= Your task =
Below are records; state how many of their lines hold the word "Market", and give only the figure.

= Task material =
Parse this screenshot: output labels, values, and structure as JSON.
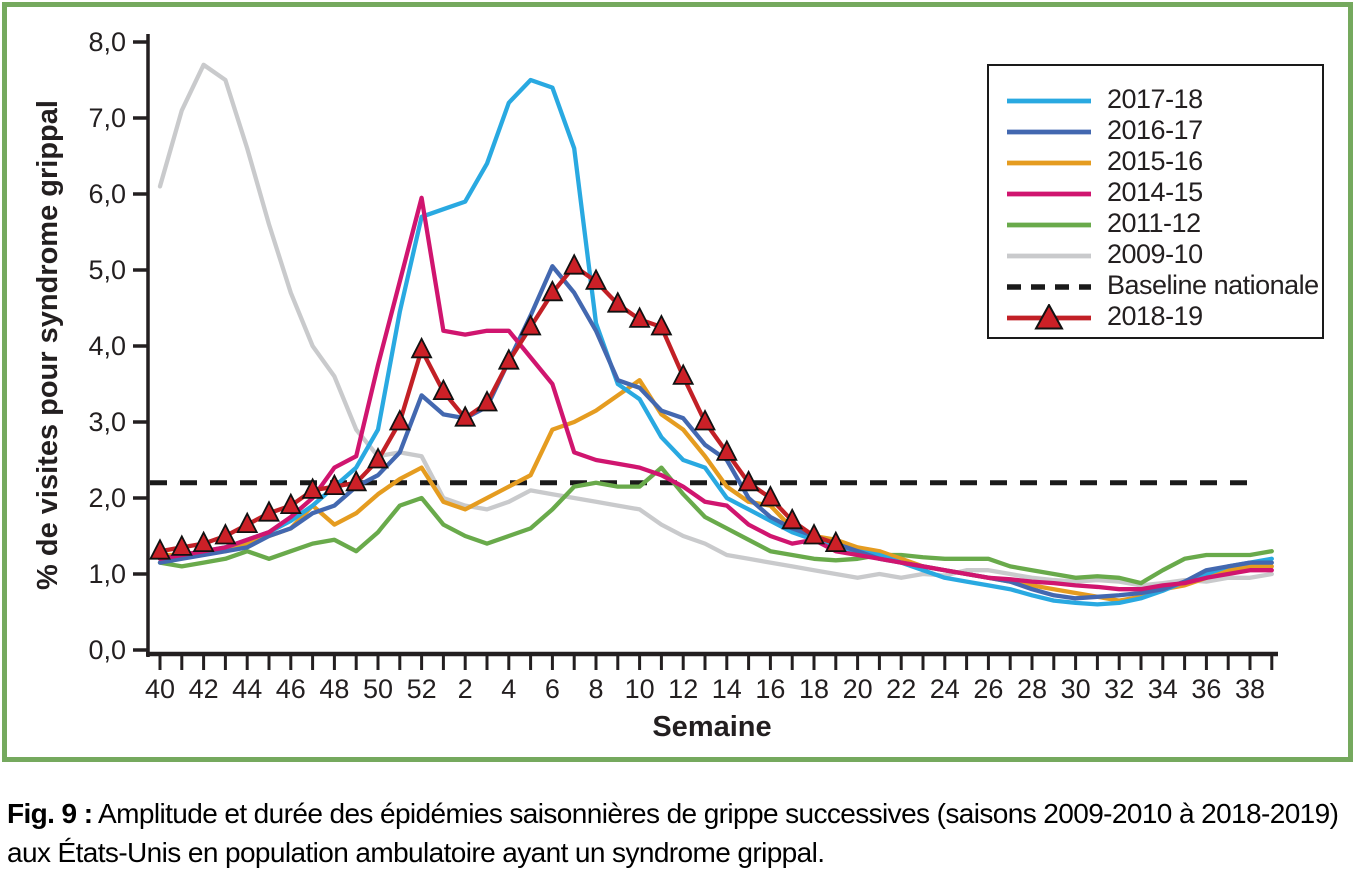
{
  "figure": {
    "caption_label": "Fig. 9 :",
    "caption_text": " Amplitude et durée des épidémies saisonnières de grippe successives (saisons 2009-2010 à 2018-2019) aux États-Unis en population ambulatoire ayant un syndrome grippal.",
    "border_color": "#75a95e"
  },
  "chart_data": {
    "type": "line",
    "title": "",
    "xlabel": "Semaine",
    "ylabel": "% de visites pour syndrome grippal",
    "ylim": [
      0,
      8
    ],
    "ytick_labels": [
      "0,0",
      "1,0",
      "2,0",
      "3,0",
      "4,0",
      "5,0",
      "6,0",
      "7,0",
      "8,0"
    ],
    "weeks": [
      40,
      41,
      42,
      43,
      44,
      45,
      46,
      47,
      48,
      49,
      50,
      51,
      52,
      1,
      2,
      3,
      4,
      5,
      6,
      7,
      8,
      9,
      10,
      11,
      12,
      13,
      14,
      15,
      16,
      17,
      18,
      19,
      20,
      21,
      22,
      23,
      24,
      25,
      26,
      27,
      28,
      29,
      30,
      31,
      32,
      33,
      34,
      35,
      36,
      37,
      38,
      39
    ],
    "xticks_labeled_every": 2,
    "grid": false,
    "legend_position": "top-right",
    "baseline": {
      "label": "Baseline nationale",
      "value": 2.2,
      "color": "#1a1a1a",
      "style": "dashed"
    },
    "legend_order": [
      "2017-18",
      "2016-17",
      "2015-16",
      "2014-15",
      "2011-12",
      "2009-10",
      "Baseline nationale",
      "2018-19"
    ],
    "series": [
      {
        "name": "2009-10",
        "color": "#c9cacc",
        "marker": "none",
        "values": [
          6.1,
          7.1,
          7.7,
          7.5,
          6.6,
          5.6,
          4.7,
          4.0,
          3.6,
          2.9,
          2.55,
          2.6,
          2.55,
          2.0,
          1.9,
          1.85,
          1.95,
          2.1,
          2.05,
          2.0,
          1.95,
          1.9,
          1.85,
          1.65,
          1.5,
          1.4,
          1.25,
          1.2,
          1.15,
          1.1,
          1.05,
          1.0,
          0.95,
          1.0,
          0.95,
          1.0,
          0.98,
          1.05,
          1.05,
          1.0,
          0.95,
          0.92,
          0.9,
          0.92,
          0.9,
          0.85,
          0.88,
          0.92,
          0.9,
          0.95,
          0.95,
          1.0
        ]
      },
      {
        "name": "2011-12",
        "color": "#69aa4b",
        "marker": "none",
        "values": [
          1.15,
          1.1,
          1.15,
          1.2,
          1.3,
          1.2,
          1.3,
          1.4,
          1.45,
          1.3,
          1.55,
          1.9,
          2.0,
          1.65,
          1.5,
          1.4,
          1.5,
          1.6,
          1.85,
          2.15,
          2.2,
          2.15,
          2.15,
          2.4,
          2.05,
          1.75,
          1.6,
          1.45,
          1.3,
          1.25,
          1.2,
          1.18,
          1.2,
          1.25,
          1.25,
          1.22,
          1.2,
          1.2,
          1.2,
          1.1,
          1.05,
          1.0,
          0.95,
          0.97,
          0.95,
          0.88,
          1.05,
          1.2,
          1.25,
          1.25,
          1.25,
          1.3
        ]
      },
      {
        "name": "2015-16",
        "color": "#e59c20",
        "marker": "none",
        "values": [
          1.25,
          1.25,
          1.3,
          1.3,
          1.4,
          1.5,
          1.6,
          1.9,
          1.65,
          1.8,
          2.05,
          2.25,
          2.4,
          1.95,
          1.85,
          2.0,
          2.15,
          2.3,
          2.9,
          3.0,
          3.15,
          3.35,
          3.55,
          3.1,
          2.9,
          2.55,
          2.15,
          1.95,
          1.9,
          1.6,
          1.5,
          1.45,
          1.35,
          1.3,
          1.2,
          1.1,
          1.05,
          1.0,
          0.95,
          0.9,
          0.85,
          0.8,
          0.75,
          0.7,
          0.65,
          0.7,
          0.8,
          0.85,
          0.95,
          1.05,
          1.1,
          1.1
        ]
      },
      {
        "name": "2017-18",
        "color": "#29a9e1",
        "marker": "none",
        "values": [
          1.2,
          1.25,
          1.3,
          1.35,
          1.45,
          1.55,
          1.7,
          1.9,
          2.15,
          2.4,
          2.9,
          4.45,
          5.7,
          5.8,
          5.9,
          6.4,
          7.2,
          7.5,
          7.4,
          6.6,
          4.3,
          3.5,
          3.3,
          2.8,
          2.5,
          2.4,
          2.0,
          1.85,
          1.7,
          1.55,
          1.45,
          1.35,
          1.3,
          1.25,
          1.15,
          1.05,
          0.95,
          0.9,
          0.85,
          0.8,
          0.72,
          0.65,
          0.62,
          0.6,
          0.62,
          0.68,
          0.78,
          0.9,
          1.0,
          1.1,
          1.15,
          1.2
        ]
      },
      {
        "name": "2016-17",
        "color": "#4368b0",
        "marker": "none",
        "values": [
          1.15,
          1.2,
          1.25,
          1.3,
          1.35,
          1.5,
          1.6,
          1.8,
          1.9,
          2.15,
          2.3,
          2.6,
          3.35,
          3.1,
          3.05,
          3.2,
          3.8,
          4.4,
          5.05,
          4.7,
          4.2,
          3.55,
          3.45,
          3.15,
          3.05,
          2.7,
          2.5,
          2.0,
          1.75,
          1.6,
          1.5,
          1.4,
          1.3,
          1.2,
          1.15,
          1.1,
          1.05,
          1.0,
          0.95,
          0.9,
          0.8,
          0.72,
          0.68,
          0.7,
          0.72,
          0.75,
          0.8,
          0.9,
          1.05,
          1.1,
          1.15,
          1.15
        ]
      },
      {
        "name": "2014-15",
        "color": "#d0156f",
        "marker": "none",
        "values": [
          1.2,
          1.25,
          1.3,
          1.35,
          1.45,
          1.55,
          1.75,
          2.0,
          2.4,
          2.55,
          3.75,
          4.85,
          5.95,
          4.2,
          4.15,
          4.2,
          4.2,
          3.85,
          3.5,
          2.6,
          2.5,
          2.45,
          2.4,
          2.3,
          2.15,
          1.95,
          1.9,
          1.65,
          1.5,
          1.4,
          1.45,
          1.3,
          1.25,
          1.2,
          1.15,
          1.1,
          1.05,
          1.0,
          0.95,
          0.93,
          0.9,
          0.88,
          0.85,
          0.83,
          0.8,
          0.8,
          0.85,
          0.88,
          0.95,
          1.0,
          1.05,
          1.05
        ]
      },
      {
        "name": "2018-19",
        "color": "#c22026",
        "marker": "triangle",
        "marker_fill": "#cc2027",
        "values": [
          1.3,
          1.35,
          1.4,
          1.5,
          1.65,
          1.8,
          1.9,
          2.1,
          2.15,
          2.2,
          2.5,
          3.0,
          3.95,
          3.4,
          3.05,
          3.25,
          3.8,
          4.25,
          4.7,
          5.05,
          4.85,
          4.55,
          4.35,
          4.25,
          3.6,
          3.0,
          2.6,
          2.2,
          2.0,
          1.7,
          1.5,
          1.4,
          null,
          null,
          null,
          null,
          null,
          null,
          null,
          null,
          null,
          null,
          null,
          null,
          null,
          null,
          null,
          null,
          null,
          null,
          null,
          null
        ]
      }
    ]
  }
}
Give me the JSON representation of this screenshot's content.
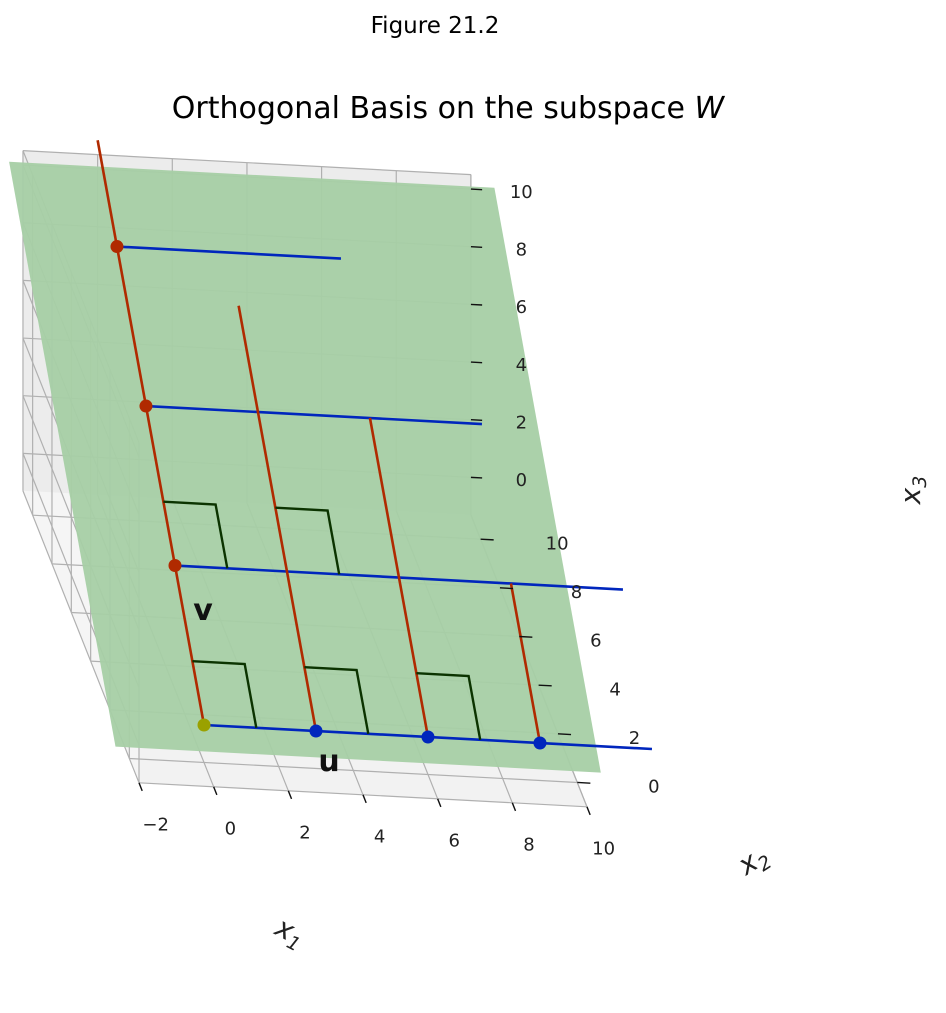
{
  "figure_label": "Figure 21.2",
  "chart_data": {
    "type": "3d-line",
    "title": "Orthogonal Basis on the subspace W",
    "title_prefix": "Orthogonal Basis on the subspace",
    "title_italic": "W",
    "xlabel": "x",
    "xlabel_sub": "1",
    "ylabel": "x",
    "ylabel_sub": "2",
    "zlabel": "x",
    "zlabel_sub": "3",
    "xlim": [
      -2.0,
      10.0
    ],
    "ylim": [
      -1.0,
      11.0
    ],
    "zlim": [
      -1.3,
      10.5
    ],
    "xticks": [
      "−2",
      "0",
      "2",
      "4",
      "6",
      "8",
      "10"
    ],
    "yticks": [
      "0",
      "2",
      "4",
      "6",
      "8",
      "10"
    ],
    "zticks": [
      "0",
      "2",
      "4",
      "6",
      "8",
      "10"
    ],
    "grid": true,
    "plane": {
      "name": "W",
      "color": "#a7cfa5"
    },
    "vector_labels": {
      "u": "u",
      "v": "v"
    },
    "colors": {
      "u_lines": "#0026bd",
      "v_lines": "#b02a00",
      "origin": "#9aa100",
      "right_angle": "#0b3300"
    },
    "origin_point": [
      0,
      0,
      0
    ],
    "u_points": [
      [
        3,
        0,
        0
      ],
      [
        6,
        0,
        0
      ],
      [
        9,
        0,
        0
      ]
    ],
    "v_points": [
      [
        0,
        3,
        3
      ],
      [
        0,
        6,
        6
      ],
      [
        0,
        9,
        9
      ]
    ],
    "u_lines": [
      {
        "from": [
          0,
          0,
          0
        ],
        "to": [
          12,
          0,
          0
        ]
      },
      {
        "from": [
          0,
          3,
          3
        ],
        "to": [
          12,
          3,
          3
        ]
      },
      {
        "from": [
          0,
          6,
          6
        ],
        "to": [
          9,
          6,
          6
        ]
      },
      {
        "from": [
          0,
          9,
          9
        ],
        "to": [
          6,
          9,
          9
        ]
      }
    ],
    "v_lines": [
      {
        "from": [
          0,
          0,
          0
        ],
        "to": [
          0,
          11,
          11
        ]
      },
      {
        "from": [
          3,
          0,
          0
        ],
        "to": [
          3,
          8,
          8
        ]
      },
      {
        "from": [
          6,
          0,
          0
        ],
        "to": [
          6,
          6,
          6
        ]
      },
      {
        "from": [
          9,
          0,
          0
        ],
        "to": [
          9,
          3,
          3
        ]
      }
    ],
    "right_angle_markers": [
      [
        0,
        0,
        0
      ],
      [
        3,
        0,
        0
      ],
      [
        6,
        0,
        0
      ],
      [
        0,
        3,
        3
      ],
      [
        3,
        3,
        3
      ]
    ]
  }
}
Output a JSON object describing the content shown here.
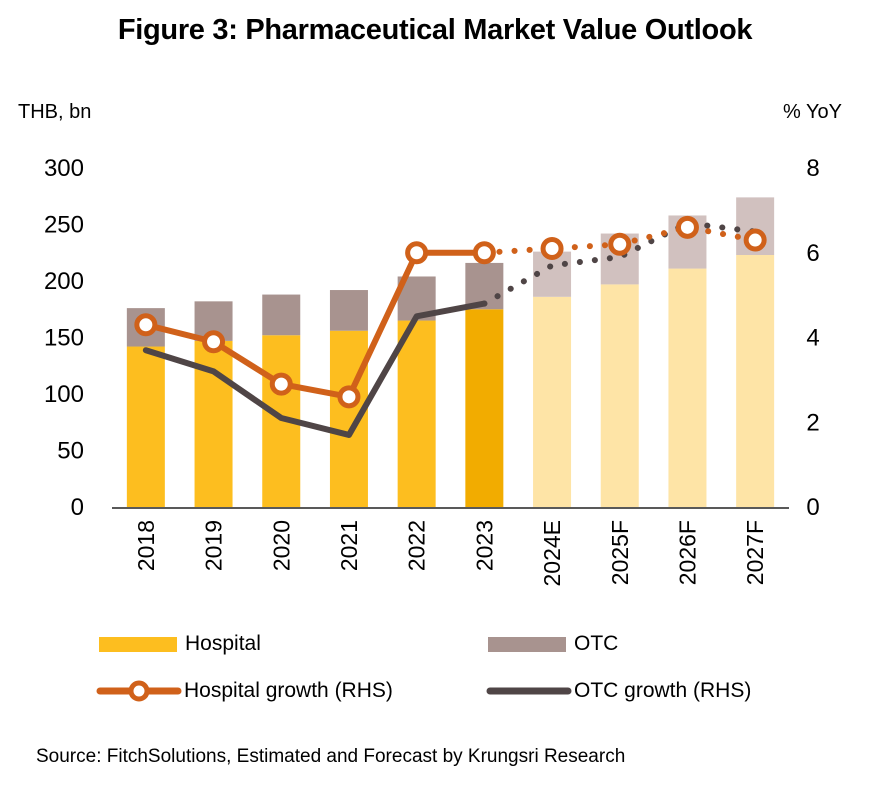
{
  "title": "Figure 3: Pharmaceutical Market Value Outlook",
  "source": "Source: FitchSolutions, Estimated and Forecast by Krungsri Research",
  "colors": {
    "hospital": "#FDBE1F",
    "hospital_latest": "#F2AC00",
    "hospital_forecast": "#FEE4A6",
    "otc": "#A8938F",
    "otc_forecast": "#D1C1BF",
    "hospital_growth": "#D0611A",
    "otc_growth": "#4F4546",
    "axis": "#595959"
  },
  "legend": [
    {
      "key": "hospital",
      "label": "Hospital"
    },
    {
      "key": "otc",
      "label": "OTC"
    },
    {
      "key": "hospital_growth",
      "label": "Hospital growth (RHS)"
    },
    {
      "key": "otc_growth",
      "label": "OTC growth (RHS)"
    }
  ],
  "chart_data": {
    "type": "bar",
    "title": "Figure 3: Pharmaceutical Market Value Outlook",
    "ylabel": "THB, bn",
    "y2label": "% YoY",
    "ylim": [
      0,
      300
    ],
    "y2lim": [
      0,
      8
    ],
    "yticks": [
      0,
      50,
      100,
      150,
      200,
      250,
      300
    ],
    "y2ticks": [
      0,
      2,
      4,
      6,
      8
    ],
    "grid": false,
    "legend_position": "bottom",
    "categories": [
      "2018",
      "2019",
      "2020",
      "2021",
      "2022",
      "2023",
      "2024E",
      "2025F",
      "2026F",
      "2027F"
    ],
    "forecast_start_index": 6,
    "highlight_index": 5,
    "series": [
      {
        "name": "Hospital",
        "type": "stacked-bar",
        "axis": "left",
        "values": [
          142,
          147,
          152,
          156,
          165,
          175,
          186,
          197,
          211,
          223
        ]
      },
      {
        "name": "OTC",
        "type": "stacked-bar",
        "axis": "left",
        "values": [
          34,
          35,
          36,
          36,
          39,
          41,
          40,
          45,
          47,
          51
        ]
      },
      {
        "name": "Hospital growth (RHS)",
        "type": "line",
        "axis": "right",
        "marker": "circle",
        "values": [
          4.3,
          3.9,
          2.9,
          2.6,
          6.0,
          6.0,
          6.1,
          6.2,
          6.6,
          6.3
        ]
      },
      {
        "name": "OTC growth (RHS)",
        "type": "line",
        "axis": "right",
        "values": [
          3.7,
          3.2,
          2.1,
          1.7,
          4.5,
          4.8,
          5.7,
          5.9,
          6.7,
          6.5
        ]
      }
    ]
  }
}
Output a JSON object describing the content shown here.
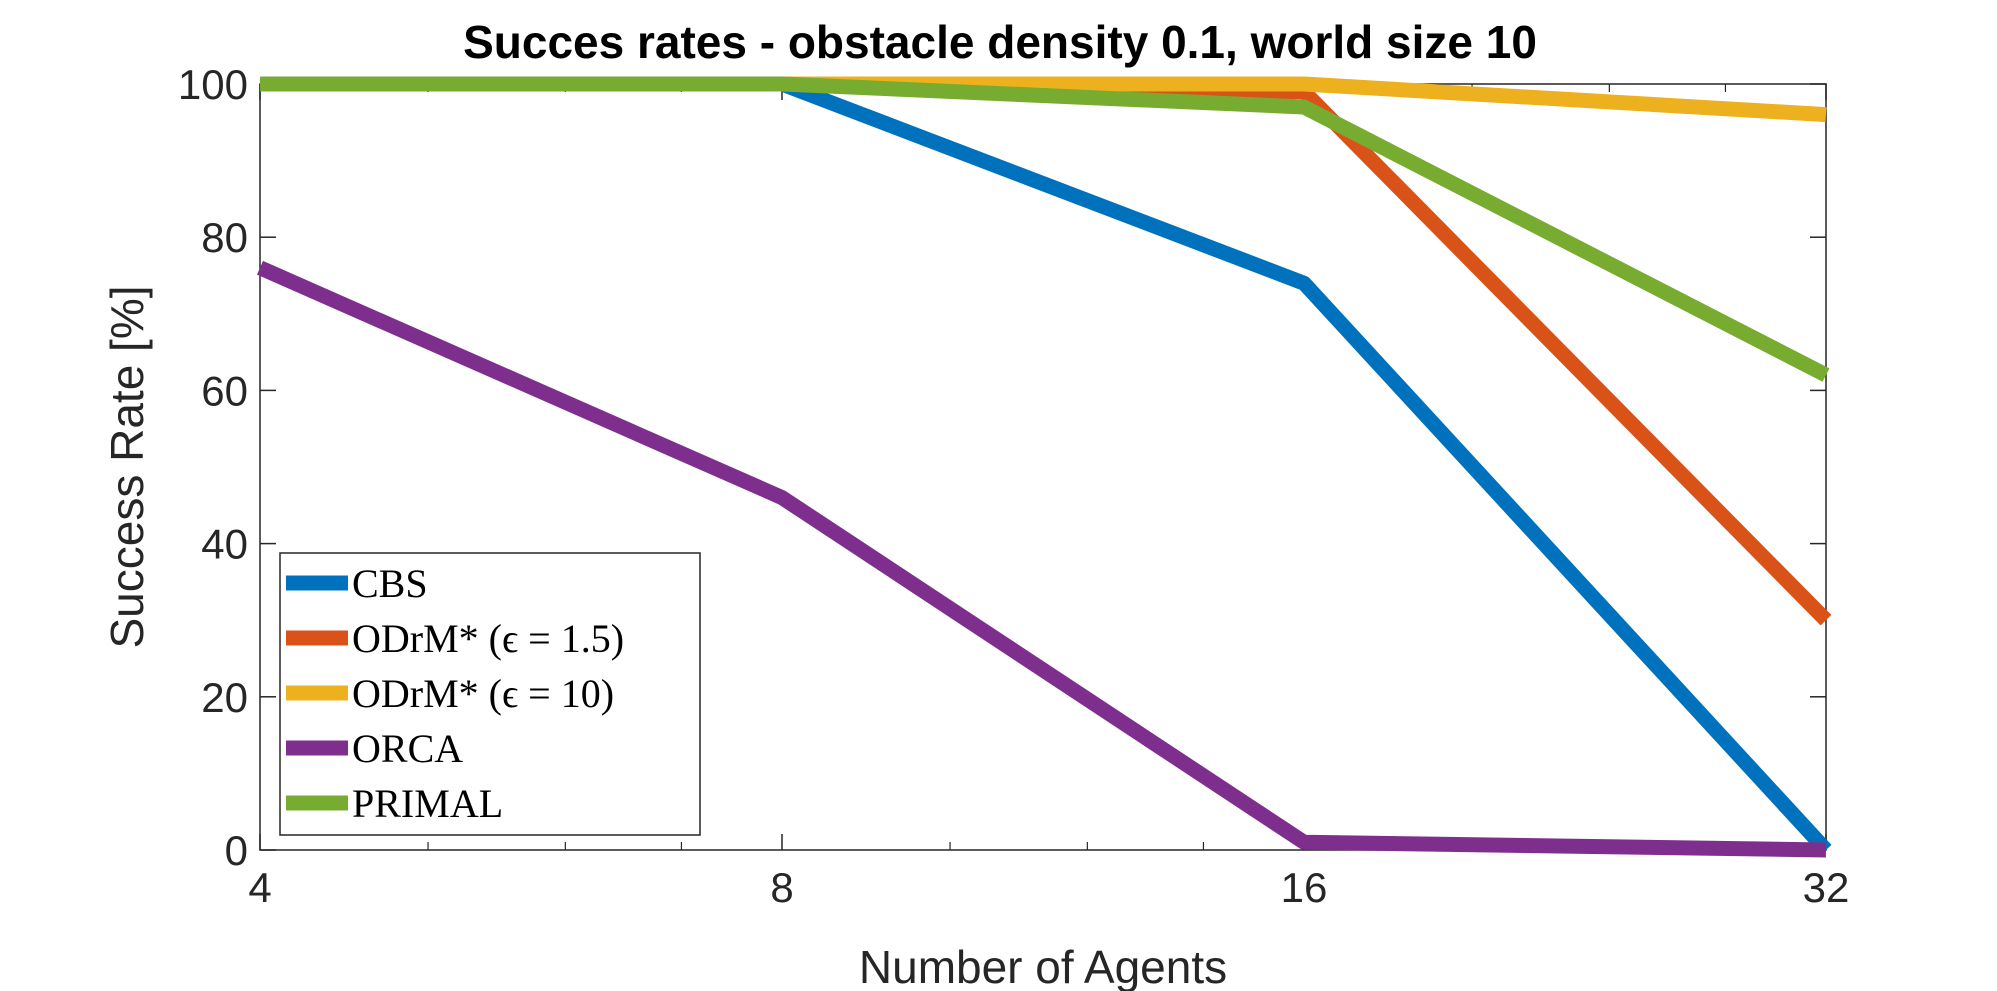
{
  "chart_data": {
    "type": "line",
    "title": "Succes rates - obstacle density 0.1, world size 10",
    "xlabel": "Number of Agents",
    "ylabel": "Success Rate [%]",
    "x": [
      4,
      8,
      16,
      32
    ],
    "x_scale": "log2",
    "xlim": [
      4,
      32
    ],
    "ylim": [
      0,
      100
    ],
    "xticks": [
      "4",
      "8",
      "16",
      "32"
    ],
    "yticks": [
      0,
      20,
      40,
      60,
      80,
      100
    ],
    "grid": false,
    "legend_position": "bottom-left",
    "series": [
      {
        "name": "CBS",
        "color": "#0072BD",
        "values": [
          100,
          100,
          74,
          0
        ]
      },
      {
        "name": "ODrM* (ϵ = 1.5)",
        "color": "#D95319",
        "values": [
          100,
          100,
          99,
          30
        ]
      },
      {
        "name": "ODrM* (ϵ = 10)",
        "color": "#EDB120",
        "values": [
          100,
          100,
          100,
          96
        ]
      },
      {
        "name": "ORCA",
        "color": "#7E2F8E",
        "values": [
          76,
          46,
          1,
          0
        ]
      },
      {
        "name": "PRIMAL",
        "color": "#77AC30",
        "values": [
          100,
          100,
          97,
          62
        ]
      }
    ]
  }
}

= Solution to this problem =
2